→ **Direction**: Output all of the entries exactly as written.

→ **Data to process**:
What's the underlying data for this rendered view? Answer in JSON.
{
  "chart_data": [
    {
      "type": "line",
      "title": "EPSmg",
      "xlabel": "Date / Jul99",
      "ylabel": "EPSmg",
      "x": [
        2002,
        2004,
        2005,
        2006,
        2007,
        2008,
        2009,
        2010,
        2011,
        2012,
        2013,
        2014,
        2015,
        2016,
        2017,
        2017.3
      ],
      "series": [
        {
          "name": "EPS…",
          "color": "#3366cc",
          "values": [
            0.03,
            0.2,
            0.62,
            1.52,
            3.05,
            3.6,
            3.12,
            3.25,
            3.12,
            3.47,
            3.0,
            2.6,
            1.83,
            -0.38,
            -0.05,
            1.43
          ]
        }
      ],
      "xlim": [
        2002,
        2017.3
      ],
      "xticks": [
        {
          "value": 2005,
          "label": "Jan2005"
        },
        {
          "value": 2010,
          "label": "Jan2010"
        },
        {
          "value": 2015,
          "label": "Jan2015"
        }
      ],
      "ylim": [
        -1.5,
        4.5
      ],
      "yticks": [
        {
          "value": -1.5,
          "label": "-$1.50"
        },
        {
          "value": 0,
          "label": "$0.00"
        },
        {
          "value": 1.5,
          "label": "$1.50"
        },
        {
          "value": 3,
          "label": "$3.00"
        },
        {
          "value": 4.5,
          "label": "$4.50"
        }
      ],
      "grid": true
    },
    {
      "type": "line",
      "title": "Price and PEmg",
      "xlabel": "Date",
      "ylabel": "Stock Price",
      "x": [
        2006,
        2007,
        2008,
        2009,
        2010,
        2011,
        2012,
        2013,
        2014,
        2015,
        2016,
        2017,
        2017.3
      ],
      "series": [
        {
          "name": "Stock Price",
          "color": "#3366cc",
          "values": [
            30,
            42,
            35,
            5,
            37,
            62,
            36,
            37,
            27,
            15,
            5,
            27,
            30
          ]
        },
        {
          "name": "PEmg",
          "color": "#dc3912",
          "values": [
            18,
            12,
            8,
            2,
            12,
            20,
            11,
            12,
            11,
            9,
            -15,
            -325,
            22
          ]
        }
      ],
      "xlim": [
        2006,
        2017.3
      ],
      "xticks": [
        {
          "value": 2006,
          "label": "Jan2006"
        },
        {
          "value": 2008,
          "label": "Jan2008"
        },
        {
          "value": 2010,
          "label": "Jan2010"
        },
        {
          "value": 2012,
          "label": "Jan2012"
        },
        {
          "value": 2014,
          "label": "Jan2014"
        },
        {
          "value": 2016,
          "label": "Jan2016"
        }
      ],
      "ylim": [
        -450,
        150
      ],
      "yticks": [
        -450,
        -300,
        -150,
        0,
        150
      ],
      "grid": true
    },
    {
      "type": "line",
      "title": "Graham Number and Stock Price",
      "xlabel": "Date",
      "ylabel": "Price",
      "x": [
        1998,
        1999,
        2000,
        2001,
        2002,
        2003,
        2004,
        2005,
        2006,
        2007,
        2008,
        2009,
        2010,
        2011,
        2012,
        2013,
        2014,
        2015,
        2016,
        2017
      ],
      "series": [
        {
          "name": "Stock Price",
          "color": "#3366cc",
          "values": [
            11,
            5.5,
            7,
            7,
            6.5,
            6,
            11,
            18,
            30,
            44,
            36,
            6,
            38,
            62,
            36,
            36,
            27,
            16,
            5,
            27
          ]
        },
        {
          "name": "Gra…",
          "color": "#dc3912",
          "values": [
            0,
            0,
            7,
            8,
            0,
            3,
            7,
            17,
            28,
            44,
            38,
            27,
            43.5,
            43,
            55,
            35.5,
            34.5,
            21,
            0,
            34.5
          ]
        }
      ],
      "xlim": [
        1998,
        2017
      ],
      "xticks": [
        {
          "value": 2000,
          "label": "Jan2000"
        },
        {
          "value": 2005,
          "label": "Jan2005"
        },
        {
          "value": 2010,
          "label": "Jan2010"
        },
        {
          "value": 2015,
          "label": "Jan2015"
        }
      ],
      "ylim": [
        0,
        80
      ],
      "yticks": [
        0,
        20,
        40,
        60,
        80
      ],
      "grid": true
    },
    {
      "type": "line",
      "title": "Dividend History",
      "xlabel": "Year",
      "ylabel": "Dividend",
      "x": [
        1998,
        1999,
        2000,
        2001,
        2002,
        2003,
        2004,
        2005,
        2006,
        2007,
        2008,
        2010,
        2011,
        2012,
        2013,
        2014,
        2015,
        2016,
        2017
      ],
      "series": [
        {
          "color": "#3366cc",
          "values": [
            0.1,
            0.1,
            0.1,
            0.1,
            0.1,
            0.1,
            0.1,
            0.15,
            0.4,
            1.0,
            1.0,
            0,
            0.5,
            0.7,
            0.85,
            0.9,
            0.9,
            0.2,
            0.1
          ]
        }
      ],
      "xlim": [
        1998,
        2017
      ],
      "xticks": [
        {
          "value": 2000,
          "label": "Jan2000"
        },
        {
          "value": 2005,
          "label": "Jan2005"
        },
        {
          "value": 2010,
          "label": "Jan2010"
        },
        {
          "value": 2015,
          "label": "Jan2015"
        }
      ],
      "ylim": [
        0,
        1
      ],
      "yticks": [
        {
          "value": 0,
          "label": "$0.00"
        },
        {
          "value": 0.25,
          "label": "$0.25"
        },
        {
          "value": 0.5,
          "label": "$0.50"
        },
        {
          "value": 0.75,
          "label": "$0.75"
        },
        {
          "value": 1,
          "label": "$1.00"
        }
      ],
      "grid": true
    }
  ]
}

→ **Answer in full**:
What's the underlying data for this rendered view? Answer in JSON.
{
  "chart_data": [
    {
      "type": "line",
      "title": "EPSmg",
      "xlabel": "Date / Jul99",
      "ylabel": "EPSmg",
      "x": [
        2002,
        2004,
        2005,
        2006,
        2007,
        2008,
        2009,
        2010,
        2011,
        2012,
        2013,
        2014,
        2015,
        2016,
        2017,
        2017.3
      ],
      "series": [
        {
          "name": "EPS…",
          "color": "#3366cc",
          "values": [
            0.03,
            0.2,
            0.62,
            1.52,
            3.05,
            3.6,
            3.12,
            3.25,
            3.12,
            3.47,
            3.0,
            2.6,
            1.83,
            -0.38,
            -0.05,
            1.43
          ]
        }
      ],
      "xlim": [
        2002,
        2017.3
      ],
      "xticks": [
        {
          "value": 2005,
          "label": "Jan2005"
        },
        {
          "value": 2010,
          "label": "Jan2010"
        },
        {
          "value": 2015,
          "label": "Jan2015"
        }
      ],
      "ylim": [
        -1.5,
        4.5
      ],
      "yticks": [
        {
          "value": -1.5,
          "label": "-$1.50"
        },
        {
          "value": 0,
          "label": "$0.00"
        },
        {
          "value": 1.5,
          "label": "$1.50"
        },
        {
          "value": 3,
          "label": "$3.00"
        },
        {
          "value": 4.5,
          "label": "$4.50"
        }
      ],
      "grid": true
    },
    {
      "type": "line",
      "title": "Price and PEmg",
      "xlabel": "Date",
      "ylabel": "Stock Price",
      "x": [
        2006,
        2007,
        2008,
        2009,
        2010,
        2011,
        2012,
        2013,
        2014,
        2015,
        2016,
        2017,
        2017.3
      ],
      "series": [
        {
          "name": "Stock Price",
          "color": "#3366cc",
          "values": [
            30,
            42,
            35,
            5,
            37,
            62,
            36,
            37,
            27,
            15,
            5,
            27,
            30
          ]
        },
        {
          "name": "PEmg",
          "color": "#dc3912",
          "values": [
            18,
            12,
            8,
            2,
            12,
            20,
            11,
            12,
            11,
            9,
            -15,
            -325,
            22
          ]
        }
      ],
      "xlim": [
        2006,
        2017.3
      ],
      "xticks": [
        {
          "value": 2006,
          "label": "Jan2006"
        },
        {
          "value": 2008,
          "label": "Jan2008"
        },
        {
          "value": 2010,
          "label": "Jan2010"
        },
        {
          "value": 2012,
          "label": "Jan2012"
        },
        {
          "value": 2014,
          "label": "Jan2014"
        },
        {
          "value": 2016,
          "label": "Jan2016"
        }
      ],
      "ylim": [
        -450,
        150
      ],
      "yticks": [
        -450,
        -300,
        -150,
        0,
        150
      ],
      "grid": true
    },
    {
      "type": "line",
      "title": "Graham Number and Stock Price",
      "xlabel": "Date",
      "ylabel": "Price",
      "x": [
        1998,
        1999,
        2000,
        2001,
        2002,
        2003,
        2004,
        2005,
        2006,
        2007,
        2008,
        2009,
        2010,
        2011,
        2012,
        2013,
        2014,
        2015,
        2016,
        2017
      ],
      "series": [
        {
          "name": "Stock Price",
          "color": "#3366cc",
          "values": [
            11,
            5.5,
            7,
            7,
            6.5,
            6,
            11,
            18,
            30,
            44,
            36,
            6,
            38,
            62,
            36,
            36,
            27,
            16,
            5,
            27
          ]
        },
        {
          "name": "Gra…",
          "color": "#dc3912",
          "values": [
            0,
            0,
            7,
            8,
            0,
            3,
            7,
            17,
            28,
            44,
            38,
            27,
            43.5,
            43,
            55,
            35.5,
            34.5,
            21,
            0,
            34.5
          ]
        }
      ],
      "xlim": [
        1998,
        2017
      ],
      "xticks": [
        {
          "value": 2000,
          "label": "Jan2000"
        },
        {
          "value": 2005,
          "label": "Jan2005"
        },
        {
          "value": 2010,
          "label": "Jan2010"
        },
        {
          "value": 2015,
          "label": "Jan2015"
        }
      ],
      "ylim": [
        0,
        80
      ],
      "yticks": [
        0,
        20,
        40,
        60,
        80
      ],
      "grid": true
    },
    {
      "type": "line",
      "title": "Dividend History",
      "xlabel": "Year",
      "ylabel": "Dividend",
      "x": [
        1998,
        1999,
        2000,
        2001,
        2002,
        2003,
        2004,
        2005,
        2006,
        2007,
        2008,
        2010,
        2011,
        2012,
        2013,
        2014,
        2015,
        2016,
        2017
      ],
      "series": [
        {
          "color": "#3366cc",
          "values": [
            0.1,
            0.1,
            0.1,
            0.1,
            0.1,
            0.1,
            0.1,
            0.15,
            0.4,
            1.0,
            1.0,
            0,
            0.5,
            0.7,
            0.85,
            0.9,
            0.9,
            0.2,
            0.1
          ]
        }
      ],
      "xlim": [
        1998,
        2017
      ],
      "xticks": [
        {
          "value": 2000,
          "label": "Jan2000"
        },
        {
          "value": 2005,
          "label": "Jan2005"
        },
        {
          "value": 2010,
          "label": "Jan2010"
        },
        {
          "value": 2015,
          "label": "Jan2015"
        }
      ],
      "ylim": [
        0,
        1
      ],
      "yticks": [
        {
          "value": 0,
          "label": "$0.00"
        },
        {
          "value": 0.25,
          "label": "$0.25"
        },
        {
          "value": 0.5,
          "label": "$0.50"
        },
        {
          "value": 0.75,
          "label": "$0.75"
        },
        {
          "value": 1,
          "label": "$1.00"
        }
      ],
      "grid": true
    }
  ]
}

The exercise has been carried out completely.